### Exercise brief
Arrange everything in the records below, from the line containing "bar-foam-volume-pm-5 [596, 104, 621, 427]" down to the line containing "legend-swatch-half-life [252, 77, 268, 95]", as a Markdown table with the columns Row and Line, skipping any blank lines.
**** Stored rows
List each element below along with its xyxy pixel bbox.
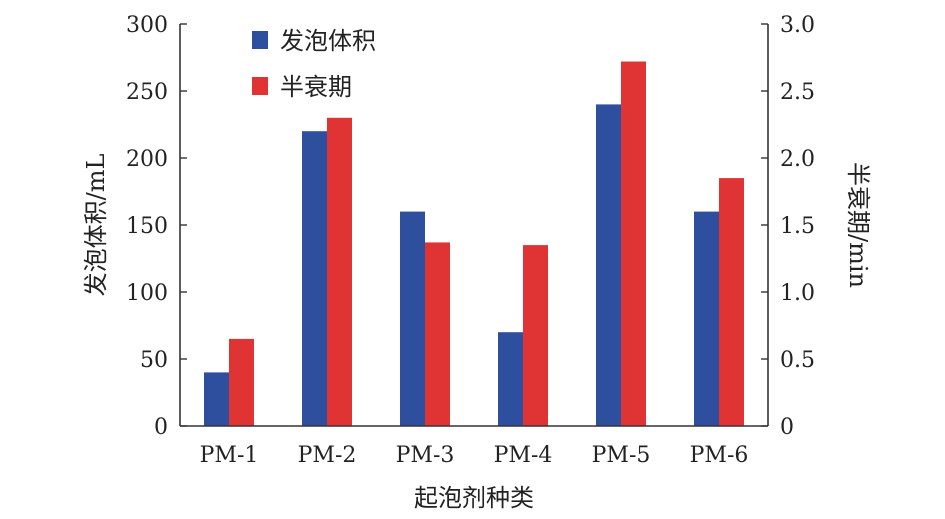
bar-foam-volume-pm-5 [596, 104, 621, 427]
bar-foam-volume-pm-1 [204, 372, 229, 426]
legend: 发泡体积 半衰期 [252, 27, 376, 101]
legend-swatch-foam-volume [252, 31, 268, 49]
bar-half-life-pm-6 [719, 178, 744, 426]
right-tick-label: 2.5 [780, 80, 815, 105]
bar-half-life-pm-3 [425, 242, 450, 426]
right-tick-label: 3.0 [780, 13, 815, 38]
left-tick-label: 50 [140, 348, 168, 373]
right-ticks-group: 0 0.5 1.0 1.5 2.0 2.5 3.0 [761, 13, 815, 440]
left-tick-label: 250 [126, 80, 168, 105]
left-tick-label: 0 [154, 415, 168, 440]
left-tick-label: 150 [126, 214, 168, 239]
x-tick-label-pm-4: PM-4 [494, 443, 553, 468]
x-tick-label-pm-2: PM-2 [298, 443, 357, 468]
bar-half-life-pm-2 [327, 117, 352, 427]
right-axis-title: 半衰期/min [844, 162, 872, 288]
x-axis-title: 起泡剂种类 [414, 484, 534, 512]
left-axis-title: 发泡体积/mL [82, 154, 110, 297]
left-tick-label: 300 [126, 13, 168, 38]
x-tick-label-pm-3: PM-3 [396, 443, 455, 468]
legend-swatch-half-life [252, 77, 268, 95]
left-tick-label: 200 [126, 147, 168, 172]
bar-half-life-pm-4 [523, 245, 548, 426]
bar-foam-volume-pm-3 [400, 211, 425, 426]
right-tick-label: 1.0 [780, 281, 815, 306]
bars-group [204, 61, 744, 427]
x-tick-label-pm-1: PM-1 [200, 443, 259, 468]
legend-label-half-life: 半衰期 [280, 73, 352, 101]
bar-half-life-pm-1 [229, 338, 254, 426]
bar-half-life-pm-5 [621, 61, 646, 427]
right-tick-label: 0 [780, 415, 794, 440]
x-tick-label-pm-5: PM-5 [592, 443, 651, 468]
x-ticks-group: PM-1 PM-2 PM-3 PM-4 PM-5 PM-6 [200, 443, 749, 468]
legend-label-foam-volume: 发泡体积 [280, 27, 376, 55]
right-tick-label: 1.5 [780, 214, 815, 239]
left-ticks-group: 0 50 100 150 200 250 300 [126, 13, 187, 440]
bar-foam-volume-pm-6 [694, 211, 719, 426]
bar-foam-volume-pm-2 [302, 131, 327, 426]
right-tick-label: 0.5 [780, 348, 815, 373]
x-tick-label-pm-6: PM-6 [690, 443, 749, 468]
left-tick-label: 100 [126, 281, 168, 306]
right-tick-label: 2.0 [780, 147, 815, 172]
bar-foam-volume-pm-4 [498, 332, 523, 426]
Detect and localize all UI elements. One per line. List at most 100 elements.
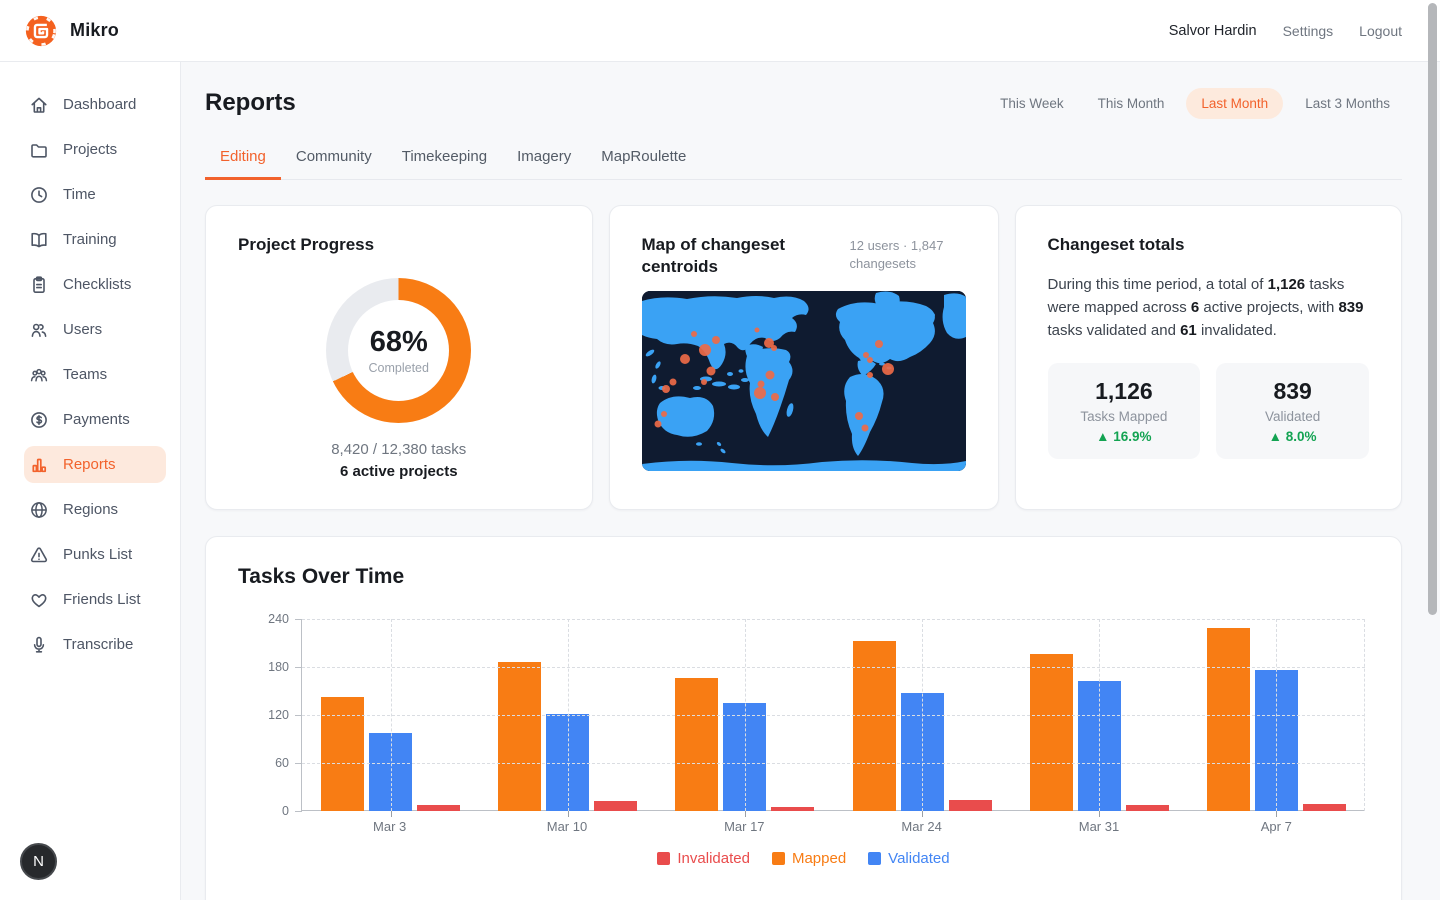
sidebar-item-training[interactable]: Training xyxy=(24,221,166,258)
bar-mapped xyxy=(852,641,896,811)
gridline-v xyxy=(567,619,569,811)
sidebar-item-label: Projects xyxy=(63,141,118,158)
changeset-map-card: Map of changeset centroids 12 users · 1,… xyxy=(608,205,999,510)
clock-icon xyxy=(31,186,47,203)
stat-tasks-mapped: 1,126 Tasks Mapped ▲ 16.9% xyxy=(1047,362,1201,459)
progress-caption: Completed xyxy=(368,361,429,376)
legend-item-validated[interactable]: Validated xyxy=(868,850,950,867)
x-axis-label: Apr 7 xyxy=(1260,819,1292,834)
map-card-title: Map of changeset centroids xyxy=(641,235,786,277)
sidebar-item-users[interactable]: Users xyxy=(24,311,166,348)
sidebar-item-dashboard[interactable]: Dashboard xyxy=(24,86,166,123)
dollar-icon xyxy=(31,411,47,428)
world-map xyxy=(641,291,966,472)
time-filters: This Week This Month Last Month Last 3 M… xyxy=(988,87,1402,119)
user-name[interactable]: Salvor Hardin xyxy=(1168,22,1257,39)
y-axis-label: 60 xyxy=(275,756,289,770)
legend-swatch xyxy=(657,852,671,865)
legend-label: Validated xyxy=(888,850,950,867)
progress-percent: 68% xyxy=(369,326,428,359)
gridline-h xyxy=(302,715,1365,716)
gridline-h xyxy=(302,619,1365,620)
teams-icon xyxy=(30,368,48,382)
sidebar-item-label: Regions xyxy=(63,501,119,518)
sidebar-item-time[interactable]: Time xyxy=(24,176,166,213)
sidebar-item-projects[interactable]: Projects xyxy=(24,131,166,168)
stat-delta: ▲ 8.0% xyxy=(1268,428,1317,444)
x-axis-label: Mar 31 xyxy=(1078,819,1120,834)
sidebar-item-punks-list[interactable]: Punks List xyxy=(24,536,166,573)
tab-editing[interactable]: Editing xyxy=(205,140,281,180)
sidebar-item-label: Payments xyxy=(63,411,130,428)
scrollbar-thumb[interactable] xyxy=(1428,3,1437,615)
bar-mapped xyxy=(1206,627,1250,811)
bar-invalidated xyxy=(594,801,638,811)
stat-value: 1,126 xyxy=(1095,377,1153,404)
sidebar-item-teams[interactable]: Teams xyxy=(24,356,166,393)
tasks-over-time-card: Tasks Over Time 0 60 120 180 240 Mar 3 Mar 10… xyxy=(205,536,1402,900)
y-axis-tick xyxy=(295,619,302,620)
project-progress-card: Project Progress 68% Completed 8,420 / 1… xyxy=(205,205,593,510)
y-axis-tick xyxy=(295,715,302,716)
x-axis-label: Mar 10 xyxy=(546,819,588,834)
legend-label: Mapped xyxy=(791,850,847,867)
totals-summary: During this time period, a total of 1,12… xyxy=(1047,276,1364,339)
avatar[interactable]: N xyxy=(20,843,57,880)
gridline-v xyxy=(744,619,746,811)
gridline-v xyxy=(1364,619,1365,811)
filter-last-3-months[interactable]: Last 3 Months xyxy=(1293,88,1402,119)
sidebar-item-label: Time xyxy=(63,186,96,203)
warning-icon xyxy=(30,546,48,562)
y-axis-tick xyxy=(295,763,302,764)
changeset-totals-card: Changeset totals During this time period… xyxy=(1014,205,1402,510)
tasks-count: 8,420 / 12,380 tasks xyxy=(331,441,467,459)
sidebar-item-transcribe[interactable]: Transcribe xyxy=(24,626,166,663)
filter-this-month[interactable]: This Month xyxy=(1086,88,1177,119)
chart-legend: Invalidated Mapped Validated xyxy=(238,850,1369,867)
legend-item-invalidated[interactable]: Invalidated xyxy=(657,850,750,867)
sidebar-item-friends-list[interactable]: Friends List xyxy=(24,581,166,618)
sidebar-item-label: Dashboard xyxy=(63,96,137,113)
y-axis-label: 180 xyxy=(268,660,289,674)
main-content: Reports This Week This Month Last Month … xyxy=(181,62,1440,900)
bar-invalidated xyxy=(417,805,461,811)
sidebar-item-reports[interactable]: Reports xyxy=(24,446,166,483)
bar-plot-groups xyxy=(302,619,1365,817)
users-icon xyxy=(31,323,47,337)
progress-card-title: Project Progress xyxy=(238,235,375,254)
brand-name: Mikro xyxy=(70,20,120,40)
home-icon xyxy=(31,97,47,113)
bar-mapped xyxy=(498,662,542,811)
legend-swatch xyxy=(868,852,882,865)
sidebar-item-regions[interactable]: Regions xyxy=(24,491,166,528)
logout-link[interactable]: Logout xyxy=(1359,22,1402,39)
stat-label: Validated xyxy=(1264,408,1321,424)
tab-community[interactable]: Community xyxy=(281,140,387,180)
tab-timekeeping[interactable]: Timekeeping xyxy=(387,140,502,180)
filter-this-week[interactable]: This Week xyxy=(988,88,1076,119)
sidebar-item-checklists[interactable]: Checklists xyxy=(24,266,166,303)
page-title: Reports xyxy=(205,89,296,116)
sidebar-item-label: Training xyxy=(63,231,117,248)
y-axis-label: 120 xyxy=(268,708,289,722)
stat-value: 839 xyxy=(1273,377,1312,404)
globe-icon xyxy=(31,501,47,518)
stat-validated: 839 Validated ▲ 8.0% xyxy=(1216,362,1369,459)
totals-card-title: Changeset totals xyxy=(1047,235,1185,254)
bar-invalidated xyxy=(771,807,815,811)
legend-item-mapped[interactable]: Mapped xyxy=(771,850,847,867)
bar-chart-icon xyxy=(32,458,47,472)
brand[interactable]: Mikro xyxy=(24,14,119,48)
folder-icon xyxy=(31,143,47,158)
sidebar-item-payments[interactable]: Payments xyxy=(24,401,166,438)
settings-link[interactable]: Settings xyxy=(1282,22,1334,39)
changeset-dots xyxy=(654,327,894,432)
gridline-h xyxy=(302,763,1365,764)
legend-label: Invalidated xyxy=(677,850,750,867)
filter-last-month[interactable]: Last Month xyxy=(1186,87,1284,119)
map-card-subtitle: 12 users · 1,847 changesets xyxy=(849,238,944,271)
tab-maproulette[interactable]: MapRoulette xyxy=(586,140,701,180)
microphone-icon xyxy=(33,636,45,653)
tab-imagery[interactable]: Imagery xyxy=(502,140,586,180)
sidebar-item-label: Punks List xyxy=(63,546,133,563)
********
### Task solution
| Row | Line |
|---|---|
| 1 | bar-foam-volume-pm-5 [596, 104, 621, 427] |
| 2 | bar-foam-volume-pm-1 [204, 372, 229, 426] |
| 3 | legend: 发泡体积 半衰期 [252, 27, 376, 101] |
| 4 | legend-swatch-foam-volume [252, 31, 268, 49] |
| 5 | bar-half-life-pm-6 [719, 178, 744, 426] |
| 6 | right-tick-label: 2.5 [780, 80, 815, 105] |
| 7 | bar-half-life-pm-3 [425, 242, 450, 426] |
| 8 | right-tick-label: 3.0 [780, 13, 815, 38] |
| 9 | left-tick-label: 50 [140, 348, 168, 373] |
| 10 | right-ticks-group: 0 0.5 1.0 1.5 2.0 2.5 3.0 [761, 13, 815, 440] |
| 11 | left-tick-label: 250 [126, 80, 168, 105] |
| 12 | left-tick-label: 0 [154, 415, 168, 440] |
| 13 | left-tick-label: 150 [126, 214, 168, 239] |
| 14 | x-tick-label-pm-4: PM-4 [494, 443, 553, 468] |
| 15 | x-tick-label-pm-2: PM-2 [298, 443, 357, 468] |
| 16 | bar-half-life-pm-2 [327, 117, 352, 427] |
| 17 | right-axis-title: 半衰期/min [844, 162, 872, 288] |
| 18 | x-axis-title: 起泡剂种类 [414, 484, 534, 512] |
| 19 | left-axis-title: 发泡体积/mL [82, 154, 110, 297] |
| 20 | left-tick-label: 300 [126, 13, 168, 38] |
| 21 | x-tick-label-pm-3: PM-3 [396, 443, 455, 468] |
| 22 | legend-swatch-half-life [252, 77, 268, 95] |